**Brano di lettura:**
::::

“Scusi prof…” no, non è la mora dagli occhi maliziosi di Terza. E neppure la glaucopide. E non è nemmeno la brunetta vivace, e troppo magra, della quarta classe….
L’aula è vuota. E questa voce – in realtà una pluralità di voci che si inseguono, sovrappongono, accavallano – la sento solo io. E solo nella mia memoria…
L’anno scolastico si è concluso. In modo strano, così come si è svolto. Niente feste nel giardino della scuola. Proibito portare qualcosa da mangiare e bere tutti insieme. Proibito anche stare troppo vicini. Non parliamo, poi, dei baci e abbracci di saluto…
Che i ragazzi, poi, abbiano ottemperato alle disposizioni del Dirigente… beh, quello è un altro paio di maniche. Molto, in verità, è dipeso dall’insegnante che stava in classe….con me, il Boro e i coatti hanno inscenato persino un trenino, cantando “Brigitte Bardot, Bardot…” manco fossero in un vecchio film, su un transatlantico che varca la linea dell’equatore… Evidentemente nei lunghi mesi di segregazione hanno visto un poco di tutto in tele. Non solo Social e Youporne…
Comunque, ora, le aule sono vuote. E silenziose. Gli unici rumori vengono dalla strada. Mi viene in mente Gozzano, la poesia delle aule senza studenti… Mi piacerebbe citarla. Ma non la ricordo. È solo un’eco nella memoria.
Non ho mai amato molto i Crepuscolari. E lo stesso Gozzano mi è sempre sembrato una sorta di Pascoli in sedicesimo. Privo del pathos drammatico. E un poco lezioso. Liberty.
Tuttavia, in un momento come questo, torna. Dà voce ad una malinconia indeterminata. Soffusa. A suo modo… dolce. Forse anche troppo…
Poteva essere l’ultimo anno, per me. L’ultimo saluto. Un addio. Come per il vecchio Mr Chips… Ci ho pensato a lungo. Nella scuola di oggi non mi ritrovo. Mi sento alieno. Un sopravvissuto. Per i, cosiddetti, Dirigenti ciò che conta è la modulistica. E che un insegnante sappia condividere lo schermo durante le riunioni online. Che conosca le materie e, soprattutto, che abbia voglia di insegnare appare superfluo. Obsoleto e inutile.
Per altro molti genitori, nei colloqui online, non ti chiedono se il loro pargolo usa correttamente il congiuntivo o sa tradurre Seneca… Ti chiedono se ti sei vaccinato. La mia risposta potete immaginarla….
Insomma, non è più la mia scuola. Quella dove ho cominciato quasi quaranta anni fa. E non è solo per le regole, assurde, imposte in nome di codesta pandemia. Questa ha solo fatto emergere, ed esplodere, qualcosa che era già in atto da tempo. Nella scuola, come nella società circostante. Di cui la scuola è sempre un riflesso.
Tranquilli. Nessun desiderio di ammorbarvi con una geremiade sul declino dell’umanità. Non mi interessa. E non ne ho alcuna voglia. Solo, un modo per spiegare – a me stesso, ché non credo possa interessare ad altri – perché in questi lunghi, noiosi mesi, mi sono baloccato con l’idea di mollare tutto. Di andare in pensione. E trascorrere le mattinate al parco. O a guardare i cantieri. Magari in compagnia del nostro direttore….

::::

**Cosa fare:**
Rispondi alle domande seguenti sul brano.
1. Quale canzone cantano i ragazzi mentre inscenano il trenino?
2. Quale poeta viene in mente a chi scrive davanti alle aule vuote e silenziose?
3. Che cosa chiedono molti genitori nei colloqui online?

(Dati per il rilevamento del layout dei documenti)
::::

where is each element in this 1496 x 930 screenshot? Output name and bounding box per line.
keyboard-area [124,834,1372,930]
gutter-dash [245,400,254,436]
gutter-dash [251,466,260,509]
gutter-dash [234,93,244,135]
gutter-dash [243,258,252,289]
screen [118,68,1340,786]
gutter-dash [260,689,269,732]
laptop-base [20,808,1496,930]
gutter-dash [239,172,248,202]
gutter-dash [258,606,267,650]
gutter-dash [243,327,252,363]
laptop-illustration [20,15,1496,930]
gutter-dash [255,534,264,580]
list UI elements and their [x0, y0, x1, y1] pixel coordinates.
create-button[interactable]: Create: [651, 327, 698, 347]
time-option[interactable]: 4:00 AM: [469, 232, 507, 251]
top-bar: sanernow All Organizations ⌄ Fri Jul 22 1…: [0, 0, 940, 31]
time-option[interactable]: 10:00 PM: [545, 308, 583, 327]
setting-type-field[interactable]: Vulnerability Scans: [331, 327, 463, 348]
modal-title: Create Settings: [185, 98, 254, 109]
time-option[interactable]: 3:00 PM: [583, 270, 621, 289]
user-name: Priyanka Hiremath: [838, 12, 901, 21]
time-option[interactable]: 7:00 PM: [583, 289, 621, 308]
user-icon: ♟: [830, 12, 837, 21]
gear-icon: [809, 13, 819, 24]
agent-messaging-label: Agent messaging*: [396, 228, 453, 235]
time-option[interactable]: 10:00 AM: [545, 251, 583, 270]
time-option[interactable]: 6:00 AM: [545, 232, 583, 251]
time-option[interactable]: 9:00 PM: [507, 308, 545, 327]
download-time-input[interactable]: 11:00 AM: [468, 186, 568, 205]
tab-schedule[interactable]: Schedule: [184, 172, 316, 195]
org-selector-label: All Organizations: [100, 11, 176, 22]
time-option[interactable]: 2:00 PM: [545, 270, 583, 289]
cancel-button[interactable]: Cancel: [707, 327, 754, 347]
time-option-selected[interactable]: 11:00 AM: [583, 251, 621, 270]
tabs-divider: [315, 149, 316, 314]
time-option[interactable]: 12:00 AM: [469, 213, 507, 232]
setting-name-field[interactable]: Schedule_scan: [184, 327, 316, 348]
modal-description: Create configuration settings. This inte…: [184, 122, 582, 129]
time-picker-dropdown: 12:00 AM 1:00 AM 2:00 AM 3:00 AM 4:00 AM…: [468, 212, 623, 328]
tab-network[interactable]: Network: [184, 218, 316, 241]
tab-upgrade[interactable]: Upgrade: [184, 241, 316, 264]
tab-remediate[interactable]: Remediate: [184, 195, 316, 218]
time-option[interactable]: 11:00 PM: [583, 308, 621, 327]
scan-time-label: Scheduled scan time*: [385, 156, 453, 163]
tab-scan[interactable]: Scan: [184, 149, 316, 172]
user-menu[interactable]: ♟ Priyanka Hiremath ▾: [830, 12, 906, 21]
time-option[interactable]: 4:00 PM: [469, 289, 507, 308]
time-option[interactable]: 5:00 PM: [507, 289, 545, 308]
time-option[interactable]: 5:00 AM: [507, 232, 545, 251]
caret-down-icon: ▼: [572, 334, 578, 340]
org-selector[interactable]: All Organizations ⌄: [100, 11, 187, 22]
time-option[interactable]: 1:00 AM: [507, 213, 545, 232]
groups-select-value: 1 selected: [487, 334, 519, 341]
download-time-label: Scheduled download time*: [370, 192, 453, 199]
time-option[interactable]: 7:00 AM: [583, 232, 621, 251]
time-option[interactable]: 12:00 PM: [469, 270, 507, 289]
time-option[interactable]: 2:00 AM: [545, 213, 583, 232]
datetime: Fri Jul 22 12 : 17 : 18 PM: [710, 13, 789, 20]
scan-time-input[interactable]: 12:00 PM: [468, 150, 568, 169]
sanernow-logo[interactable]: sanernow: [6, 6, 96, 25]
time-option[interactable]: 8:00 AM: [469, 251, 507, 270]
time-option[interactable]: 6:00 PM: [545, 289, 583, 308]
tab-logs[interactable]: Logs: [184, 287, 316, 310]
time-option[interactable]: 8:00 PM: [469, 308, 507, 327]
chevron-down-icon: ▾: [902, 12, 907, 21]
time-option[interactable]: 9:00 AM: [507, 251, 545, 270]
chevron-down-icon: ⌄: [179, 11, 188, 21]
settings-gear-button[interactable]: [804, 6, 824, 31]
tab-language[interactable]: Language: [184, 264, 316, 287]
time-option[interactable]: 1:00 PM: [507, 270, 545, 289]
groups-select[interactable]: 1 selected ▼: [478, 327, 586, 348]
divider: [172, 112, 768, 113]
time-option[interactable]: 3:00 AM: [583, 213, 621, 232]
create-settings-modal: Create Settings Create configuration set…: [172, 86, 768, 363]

::::

**Risposta all'esercizio:**
1. Cantano "Brigitte Bardot, Bardot…".
2. Viene in mente Gozzano.
3. Chiedono all'insegnante se si è vaccinato.